** BEGIN Exercise input **

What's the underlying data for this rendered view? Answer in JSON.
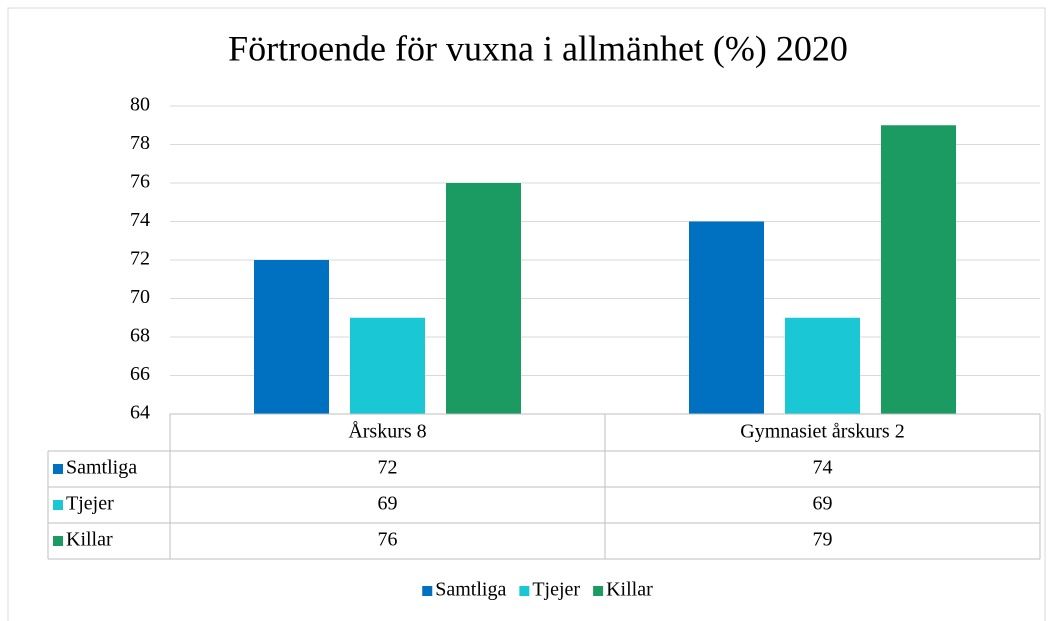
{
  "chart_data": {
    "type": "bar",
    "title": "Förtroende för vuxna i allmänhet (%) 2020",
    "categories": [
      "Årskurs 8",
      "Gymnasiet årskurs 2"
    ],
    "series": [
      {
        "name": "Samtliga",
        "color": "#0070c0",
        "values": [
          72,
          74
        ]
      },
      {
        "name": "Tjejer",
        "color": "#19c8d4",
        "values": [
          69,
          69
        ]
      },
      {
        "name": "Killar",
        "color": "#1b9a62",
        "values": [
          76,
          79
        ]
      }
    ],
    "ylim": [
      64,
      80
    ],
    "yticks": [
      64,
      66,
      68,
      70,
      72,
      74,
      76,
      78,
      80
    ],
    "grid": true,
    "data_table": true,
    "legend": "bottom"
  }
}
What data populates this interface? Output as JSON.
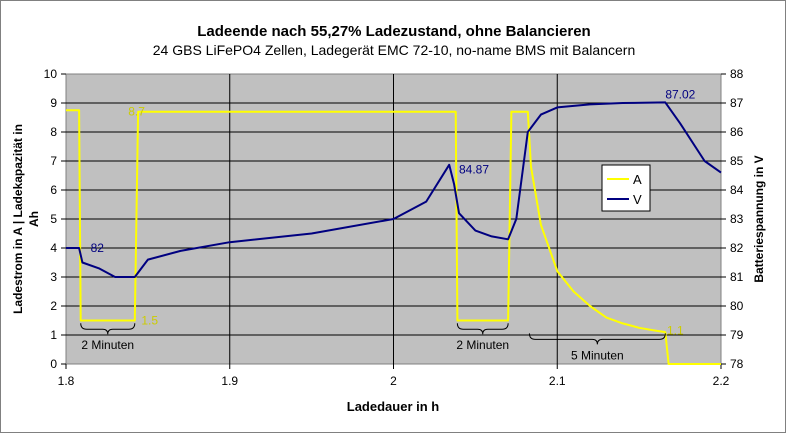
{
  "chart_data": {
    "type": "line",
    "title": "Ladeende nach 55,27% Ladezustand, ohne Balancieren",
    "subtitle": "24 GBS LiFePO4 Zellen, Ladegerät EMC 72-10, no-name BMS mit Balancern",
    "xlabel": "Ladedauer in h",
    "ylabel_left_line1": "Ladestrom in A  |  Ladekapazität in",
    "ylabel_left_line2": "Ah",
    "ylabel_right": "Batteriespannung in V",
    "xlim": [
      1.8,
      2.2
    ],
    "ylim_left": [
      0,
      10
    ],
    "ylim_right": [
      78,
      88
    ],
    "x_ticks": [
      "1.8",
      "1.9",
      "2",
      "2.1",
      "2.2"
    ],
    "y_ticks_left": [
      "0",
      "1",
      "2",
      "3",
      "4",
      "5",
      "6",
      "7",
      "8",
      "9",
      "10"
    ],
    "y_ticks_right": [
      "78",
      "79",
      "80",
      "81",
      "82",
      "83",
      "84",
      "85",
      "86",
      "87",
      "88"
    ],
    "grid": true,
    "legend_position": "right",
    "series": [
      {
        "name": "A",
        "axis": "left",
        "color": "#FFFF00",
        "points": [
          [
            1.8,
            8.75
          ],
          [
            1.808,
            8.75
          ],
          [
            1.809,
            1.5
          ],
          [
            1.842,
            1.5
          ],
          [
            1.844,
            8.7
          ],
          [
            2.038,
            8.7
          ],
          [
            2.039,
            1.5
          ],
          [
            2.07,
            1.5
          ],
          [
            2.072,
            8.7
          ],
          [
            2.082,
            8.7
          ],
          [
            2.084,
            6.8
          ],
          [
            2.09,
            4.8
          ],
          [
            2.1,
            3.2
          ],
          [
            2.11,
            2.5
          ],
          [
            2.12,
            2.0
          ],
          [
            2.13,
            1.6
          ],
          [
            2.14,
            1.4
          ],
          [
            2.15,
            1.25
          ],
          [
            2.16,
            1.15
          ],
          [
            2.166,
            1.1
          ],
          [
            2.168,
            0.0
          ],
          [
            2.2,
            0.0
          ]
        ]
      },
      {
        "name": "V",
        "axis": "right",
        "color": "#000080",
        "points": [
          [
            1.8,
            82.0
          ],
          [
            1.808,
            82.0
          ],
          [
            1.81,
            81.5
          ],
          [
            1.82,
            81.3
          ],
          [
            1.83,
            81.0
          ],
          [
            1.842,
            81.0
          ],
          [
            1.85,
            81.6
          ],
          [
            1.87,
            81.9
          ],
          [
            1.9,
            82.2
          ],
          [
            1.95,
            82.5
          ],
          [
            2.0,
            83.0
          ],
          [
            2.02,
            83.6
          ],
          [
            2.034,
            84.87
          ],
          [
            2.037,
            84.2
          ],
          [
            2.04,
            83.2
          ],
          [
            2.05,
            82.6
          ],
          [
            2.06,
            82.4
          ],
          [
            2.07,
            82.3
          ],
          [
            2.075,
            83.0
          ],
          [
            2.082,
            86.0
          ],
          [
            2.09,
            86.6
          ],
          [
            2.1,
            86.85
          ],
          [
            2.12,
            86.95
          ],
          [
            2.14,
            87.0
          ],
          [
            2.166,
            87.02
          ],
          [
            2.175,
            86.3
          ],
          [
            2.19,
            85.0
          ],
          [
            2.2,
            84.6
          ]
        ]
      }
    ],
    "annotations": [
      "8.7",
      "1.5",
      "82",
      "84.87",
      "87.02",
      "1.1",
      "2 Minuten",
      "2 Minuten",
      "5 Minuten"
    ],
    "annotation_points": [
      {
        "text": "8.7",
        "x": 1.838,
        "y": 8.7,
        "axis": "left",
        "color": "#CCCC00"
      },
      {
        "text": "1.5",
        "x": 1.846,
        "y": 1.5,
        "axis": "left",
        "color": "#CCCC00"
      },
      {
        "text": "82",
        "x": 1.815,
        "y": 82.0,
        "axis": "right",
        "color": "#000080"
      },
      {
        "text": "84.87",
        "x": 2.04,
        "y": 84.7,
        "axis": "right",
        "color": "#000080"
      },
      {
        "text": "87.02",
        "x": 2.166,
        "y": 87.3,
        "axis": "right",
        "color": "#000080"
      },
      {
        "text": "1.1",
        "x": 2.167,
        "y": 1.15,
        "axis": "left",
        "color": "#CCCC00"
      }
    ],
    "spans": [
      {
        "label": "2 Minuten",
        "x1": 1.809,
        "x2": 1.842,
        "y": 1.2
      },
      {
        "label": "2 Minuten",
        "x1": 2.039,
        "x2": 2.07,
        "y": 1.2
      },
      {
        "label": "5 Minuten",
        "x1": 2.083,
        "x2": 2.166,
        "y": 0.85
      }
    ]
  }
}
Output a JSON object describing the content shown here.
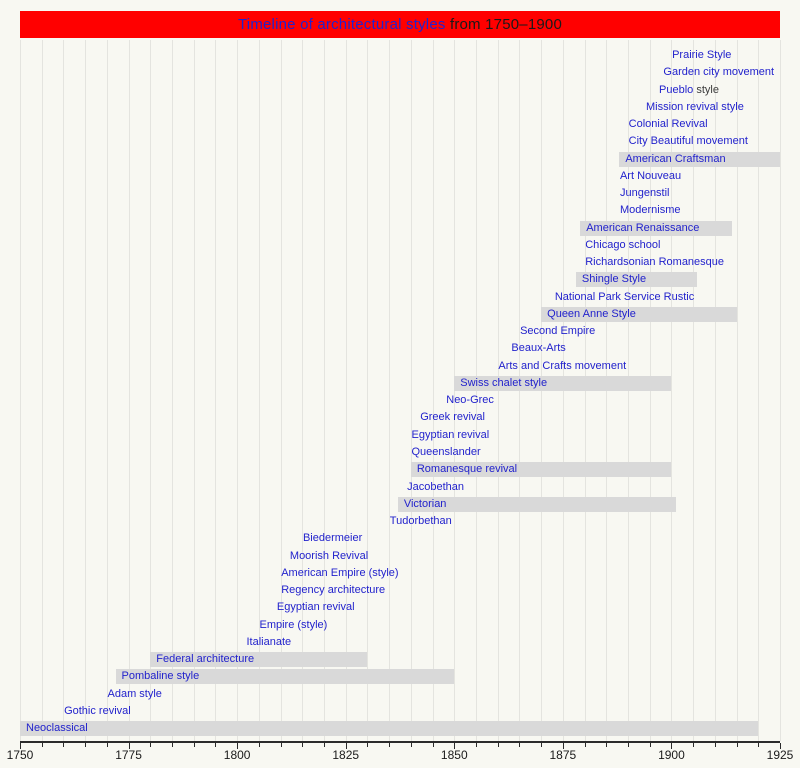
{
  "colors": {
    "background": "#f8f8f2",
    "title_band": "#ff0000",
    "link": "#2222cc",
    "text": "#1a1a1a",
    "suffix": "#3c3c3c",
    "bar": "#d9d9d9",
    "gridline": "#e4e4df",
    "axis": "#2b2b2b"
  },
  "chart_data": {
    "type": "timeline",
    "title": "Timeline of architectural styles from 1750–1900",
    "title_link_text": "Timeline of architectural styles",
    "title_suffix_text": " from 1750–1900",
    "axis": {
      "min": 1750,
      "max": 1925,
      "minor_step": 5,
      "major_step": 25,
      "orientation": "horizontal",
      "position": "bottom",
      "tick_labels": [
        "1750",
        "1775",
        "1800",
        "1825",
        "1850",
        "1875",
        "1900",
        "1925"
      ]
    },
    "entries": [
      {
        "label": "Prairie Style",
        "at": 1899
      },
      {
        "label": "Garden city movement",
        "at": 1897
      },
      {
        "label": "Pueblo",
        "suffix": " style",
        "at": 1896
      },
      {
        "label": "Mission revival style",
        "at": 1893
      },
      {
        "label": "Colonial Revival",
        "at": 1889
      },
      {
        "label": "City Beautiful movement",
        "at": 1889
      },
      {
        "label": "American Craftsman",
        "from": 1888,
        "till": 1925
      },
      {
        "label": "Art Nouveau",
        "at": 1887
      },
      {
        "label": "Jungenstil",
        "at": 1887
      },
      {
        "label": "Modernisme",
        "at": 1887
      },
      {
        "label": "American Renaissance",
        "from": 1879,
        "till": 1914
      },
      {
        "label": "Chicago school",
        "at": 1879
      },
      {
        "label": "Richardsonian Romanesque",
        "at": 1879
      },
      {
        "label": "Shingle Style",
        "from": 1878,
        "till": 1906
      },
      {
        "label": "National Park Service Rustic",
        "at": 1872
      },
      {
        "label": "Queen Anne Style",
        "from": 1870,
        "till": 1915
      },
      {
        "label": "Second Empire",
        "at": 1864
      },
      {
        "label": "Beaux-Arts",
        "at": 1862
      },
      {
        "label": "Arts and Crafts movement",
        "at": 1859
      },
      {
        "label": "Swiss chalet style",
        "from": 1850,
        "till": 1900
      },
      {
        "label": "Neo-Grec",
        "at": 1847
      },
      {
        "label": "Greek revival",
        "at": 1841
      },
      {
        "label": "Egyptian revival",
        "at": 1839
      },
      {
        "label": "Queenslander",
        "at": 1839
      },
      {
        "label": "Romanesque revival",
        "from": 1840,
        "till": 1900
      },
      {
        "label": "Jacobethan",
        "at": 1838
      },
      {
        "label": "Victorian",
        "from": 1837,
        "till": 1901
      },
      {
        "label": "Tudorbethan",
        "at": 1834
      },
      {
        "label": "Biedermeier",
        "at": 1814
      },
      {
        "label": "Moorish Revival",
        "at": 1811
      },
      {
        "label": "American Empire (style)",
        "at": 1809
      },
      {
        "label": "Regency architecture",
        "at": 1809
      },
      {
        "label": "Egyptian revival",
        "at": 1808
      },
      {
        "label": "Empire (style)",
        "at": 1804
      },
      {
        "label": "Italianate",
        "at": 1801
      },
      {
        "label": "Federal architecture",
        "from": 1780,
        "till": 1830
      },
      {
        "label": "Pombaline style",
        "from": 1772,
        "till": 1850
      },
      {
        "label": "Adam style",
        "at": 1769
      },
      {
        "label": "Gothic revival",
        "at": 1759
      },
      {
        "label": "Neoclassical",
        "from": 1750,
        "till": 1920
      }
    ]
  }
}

** END Exercise input **

Pick out each line containing "architectural" and report it.

The reply:
    "title": "Timeline of architectural styles from 1750–1900",
    "title_link_text": "Timeline of architectural styles",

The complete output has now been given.